> **DIRECTIONS**:
Leave out the pictures, then reproduce the rest of the material exactly.

> **MATERIAL**:
......

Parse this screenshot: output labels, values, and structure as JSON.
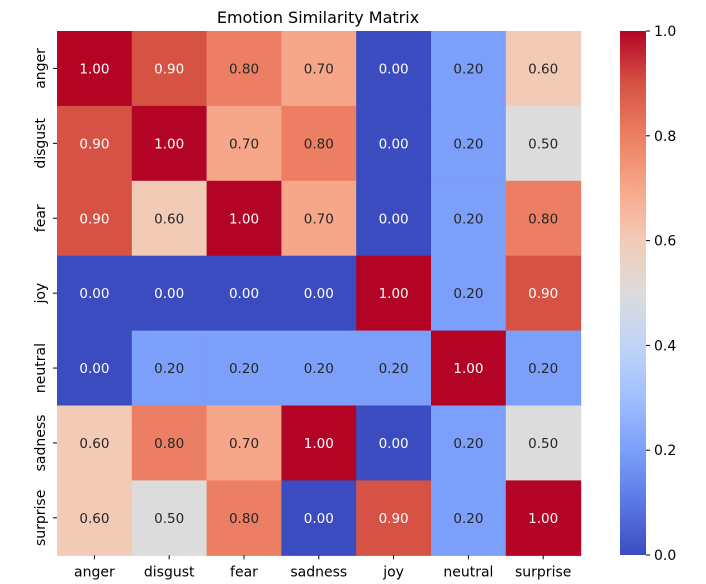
{
  "chart_data": {
    "type": "heatmap",
    "title": "Emotion Similarity Matrix",
    "xlabel": "",
    "ylabel": "",
    "x_categories": [
      "anger",
      "disgust",
      "fear",
      "sadness",
      "joy",
      "neutral",
      "surprise"
    ],
    "y_categories": [
      "anger",
      "disgust",
      "fear",
      "joy",
      "neutral",
      "sadness",
      "surprise"
    ],
    "values": [
      [
        1.0,
        0.9,
        0.8,
        0.7,
        0.0,
        0.2,
        0.6
      ],
      [
        0.9,
        1.0,
        0.7,
        0.8,
        0.0,
        0.2,
        0.5
      ],
      [
        0.9,
        0.6,
        1.0,
        0.7,
        0.0,
        0.2,
        0.8
      ],
      [
        0.0,
        0.0,
        0.0,
        0.0,
        1.0,
        0.2,
        0.9
      ],
      [
        0.0,
        0.2,
        0.2,
        0.2,
        0.2,
        1.0,
        0.2
      ],
      [
        0.6,
        0.8,
        0.7,
        1.0,
        0.0,
        0.2,
        0.5
      ],
      [
        0.6,
        0.5,
        0.8,
        0.0,
        0.9,
        0.2,
        1.0
      ]
    ],
    "colormap": "coolwarm",
    "colorbar_range": [
      0.0,
      1.0
    ],
    "colorbar_ticks": [
      "0.0",
      "0.2",
      "0.4",
      "0.6",
      "0.8",
      "1.0"
    ],
    "annotation_format": "2 decimals",
    "grid": false
  }
}
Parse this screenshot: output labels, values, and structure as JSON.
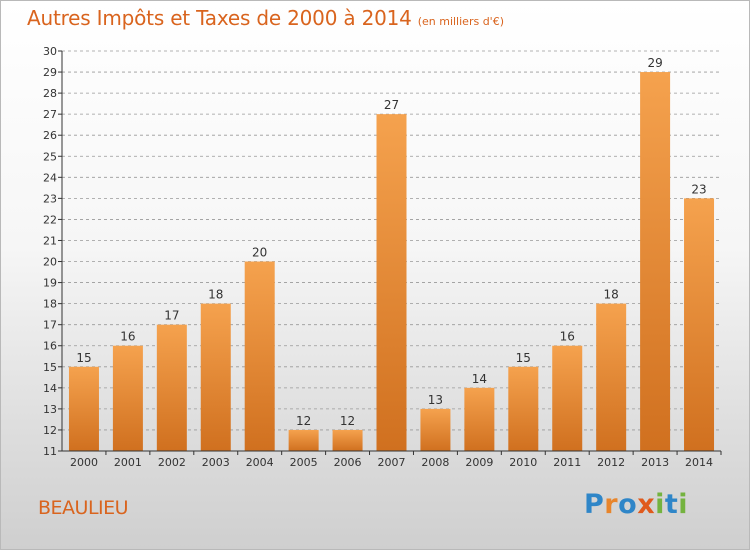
{
  "title": "Autres Impôts et Taxes de 2000 à 2014",
  "subtitle": "(en milliers d'€)",
  "location": "BEAULIEU",
  "logo": {
    "text": "Proxiti",
    "letters": [
      {
        "char": "P",
        "color": "#2f86c8"
      },
      {
        "char": "r",
        "color": "#e8852b"
      },
      {
        "char": "o",
        "color": "#2f86c8"
      },
      {
        "char": "x",
        "color": "#e05a1c"
      },
      {
        "char": "i",
        "color": "#74b33f"
      },
      {
        "char": "t",
        "color": "#2f86c8"
      },
      {
        "char": "i",
        "color": "#74b33f"
      }
    ]
  },
  "colors": {
    "accent": "#d9641e",
    "bar_light": "#f5a24e",
    "bar_dark": "#d0701f",
    "axis": "#333333",
    "grid": "#999999"
  },
  "chart_data": {
    "type": "bar",
    "title": "Autres Impôts et Taxes de 2000 à 2014",
    "subtitle": "(en milliers d'€)",
    "categories": [
      "2000",
      "2001",
      "2002",
      "2003",
      "2004",
      "2005",
      "2006",
      "2007",
      "2008",
      "2009",
      "2010",
      "2011",
      "2012",
      "2013",
      "2014"
    ],
    "values": [
      15,
      16,
      17,
      18,
      20,
      12,
      12,
      27,
      13,
      14,
      15,
      16,
      18,
      29,
      23
    ],
    "ylim": [
      11,
      30
    ],
    "yticks": [
      11,
      12,
      13,
      14,
      15,
      16,
      17,
      18,
      19,
      20,
      21,
      22,
      23,
      24,
      25,
      26,
      27,
      28,
      29,
      30
    ],
    "grid": true,
    "xlabel": "",
    "ylabel": ""
  }
}
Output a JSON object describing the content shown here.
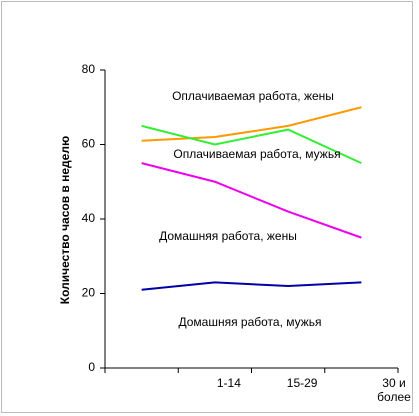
{
  "chart_data": {
    "type": "line",
    "y_label": "Количество часов в неделю",
    "categories": [
      null,
      "1-14",
      "15-29",
      "30 и более"
    ],
    "series": [
      {
        "name": "Оплачиваемая работа, жены",
        "color": "#ff9900",
        "values": [
          61,
          62,
          65,
          70
        ]
      },
      {
        "name": "Оплачиваемая работа, мужья",
        "color": "#33ee33",
        "values": [
          65,
          60,
          64,
          55
        ]
      },
      {
        "name": "Домашняя работа, жены",
        "color": "#ee00ee",
        "values": [
          55,
          50,
          42,
          35
        ]
      },
      {
        "name": "Домашняя работа, мужья",
        "color": "#0000aa",
        "values": [
          21,
          23,
          22,
          23
        ]
      }
    ],
    "ylim": [
      0,
      80
    ],
    "yticks": [
      0,
      20,
      40,
      60,
      80
    ]
  }
}
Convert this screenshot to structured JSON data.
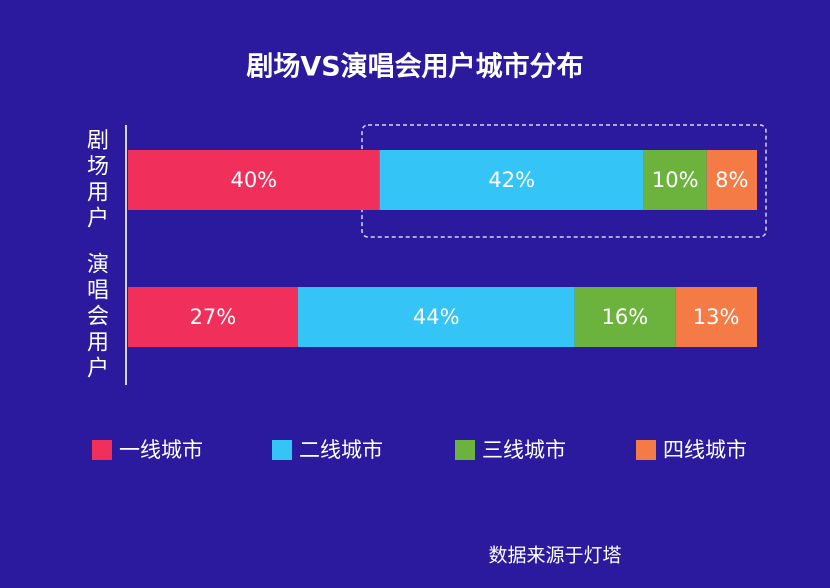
{
  "chart_data": {
    "type": "stacked-bar",
    "title": "剧场VS演唱会用户城市分布",
    "categories": [
      "剧场用户",
      "演唱会用户"
    ],
    "series": [
      {
        "name": "一线城市",
        "color": "#f0305a",
        "values": [
          40,
          27
        ],
        "value_labels": [
          "40%",
          "27%"
        ]
      },
      {
        "name": "二线城市",
        "color": "#35c4f6",
        "values": [
          42,
          44
        ],
        "value_labels": [
          "42%",
          "44%"
        ]
      },
      {
        "name": "三线城市",
        "color": "#6cb33e",
        "values": [
          10,
          16
        ],
        "value_labels": [
          "10%",
          "16%"
        ]
      },
      {
        "name": "四线城市",
        "color": "#f47b46",
        "values": [
          8,
          13
        ],
        "value_labels": [
          "8%",
          "13%"
        ]
      }
    ],
    "source": "数据来源于灯塔"
  }
}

......

> **FINISHED ANSWER**:
Parse this screenshot: output labels, values, and structure as JSON.
{
  "chart_data": {
    "type": "heatmap",
    "title": "Emotion Similarity Matrix",
    "xlabel": "",
    "ylabel": "",
    "x_categories": [
      "anger",
      "disgust",
      "fear",
      "sadness",
      "joy",
      "neutral",
      "surprise"
    ],
    "y_categories": [
      "anger",
      "disgust",
      "fear",
      "joy",
      "neutral",
      "sadness",
      "surprise"
    ],
    "values": [
      [
        1.0,
        0.9,
        0.8,
        0.7,
        0.0,
        0.2,
        0.6
      ],
      [
        0.9,
        1.0,
        0.7,
        0.8,
        0.0,
        0.2,
        0.5
      ],
      [
        0.9,
        0.6,
        1.0,
        0.7,
        0.0,
        0.2,
        0.8
      ],
      [
        0.0,
        0.0,
        0.0,
        0.0,
        1.0,
        0.2,
        0.9
      ],
      [
        0.0,
        0.2,
        0.2,
        0.2,
        0.2,
        1.0,
        0.2
      ],
      [
        0.6,
        0.8,
        0.7,
        1.0,
        0.0,
        0.2,
        0.5
      ],
      [
        0.6,
        0.5,
        0.8,
        0.0,
        0.9,
        0.2,
        1.0
      ]
    ],
    "colormap": "coolwarm",
    "colorbar_range": [
      0.0,
      1.0
    ],
    "colorbar_ticks": [
      "0.0",
      "0.2",
      "0.4",
      "0.6",
      "0.8",
      "1.0"
    ],
    "annotation_format": "2 decimals",
    "grid": false
  }
}
Parse this screenshot: output labels, values, and structure as JSON.
{
  "title": "Autres Impôts et Taxes de 2000 à 2014",
  "subtitle": "(en milliers d'€)",
  "location": "BEAULIEU",
  "logo": {
    "text": "Proxiti",
    "letters": [
      {
        "char": "P",
        "color": "#2f86c8"
      },
      {
        "char": "r",
        "color": "#e8852b"
      },
      {
        "char": "o",
        "color": "#2f86c8"
      },
      {
        "char": "x",
        "color": "#e05a1c"
      },
      {
        "char": "i",
        "color": "#74b33f"
      },
      {
        "char": "t",
        "color": "#2f86c8"
      },
      {
        "char": "i",
        "color": "#74b33f"
      }
    ]
  },
  "colors": {
    "accent": "#d9641e",
    "bar_light": "#f5a24e",
    "bar_dark": "#d0701f",
    "axis": "#333333",
    "grid": "#999999"
  },
  "chart_data": {
    "type": "bar",
    "title": "Autres Impôts et Taxes de 2000 à 2014",
    "subtitle": "(en milliers d'€)",
    "categories": [
      "2000",
      "2001",
      "2002",
      "2003",
      "2004",
      "2005",
      "2006",
      "2007",
      "2008",
      "2009",
      "2010",
      "2011",
      "2012",
      "2013",
      "2014"
    ],
    "values": [
      15,
      16,
      17,
      18,
      20,
      12,
      12,
      27,
      13,
      14,
      15,
      16,
      18,
      29,
      23
    ],
    "ylim": [
      11,
      30
    ],
    "yticks": [
      11,
      12,
      13,
      14,
      15,
      16,
      17,
      18,
      19,
      20,
      21,
      22,
      23,
      24,
      25,
      26,
      27,
      28,
      29,
      30
    ],
    "grid": true,
    "xlabel": "",
    "ylabel": ""
  }
}
Output a JSON object describing the content shown here.
{
  "chart_data": {
    "type": "line",
    "y_label": "Количество часов в неделю",
    "categories": [
      null,
      "1-14",
      "15-29",
      "30 и более"
    ],
    "series": [
      {
        "name": "Оплачиваемая работа, жены",
        "color": "#ff9900",
        "values": [
          61,
          62,
          65,
          70
        ]
      },
      {
        "name": "Оплачиваемая работа, мужья",
        "color": "#33ee33",
        "values": [
          65,
          60,
          64,
          55
        ]
      },
      {
        "name": "Домашняя работа, жены",
        "color": "#ee00ee",
        "values": [
          55,
          50,
          42,
          35
        ]
      },
      {
        "name": "Домашняя работа, мужья",
        "color": "#0000aa",
        "values": [
          21,
          23,
          22,
          23
        ]
      }
    ],
    "ylim": [
      0,
      80
    ],
    "yticks": [
      0,
      20,
      40,
      60,
      80
    ]
  }
}
Convert this screenshot to structured JSON data.
{
  "chart_data": {
    "type": "stacked-bar",
    "title": "剧场VS演唱会用户城市分布",
    "categories": [
      "剧场用户",
      "演唱会用户"
    ],
    "series": [
      {
        "name": "一线城市",
        "color": "#f0305a",
        "values": [
          40,
          27
        ],
        "value_labels": [
          "40%",
          "27%"
        ]
      },
      {
        "name": "二线城市",
        "color": "#35c4f6",
        "values": [
          42,
          44
        ],
        "value_labels": [
          "42%",
          "44%"
        ]
      },
      {
        "name": "三线城市",
        "color": "#6cb33e",
        "values": [
          10,
          16
        ],
        "value_labels": [
          "10%",
          "16%"
        ]
      },
      {
        "name": "四线城市",
        "color": "#f47b46",
        "values": [
          8,
          13
        ],
        "value_labels": [
          "8%",
          "13%"
        ]
      }
    ],
    "source": "数据来源于灯塔"
  }
}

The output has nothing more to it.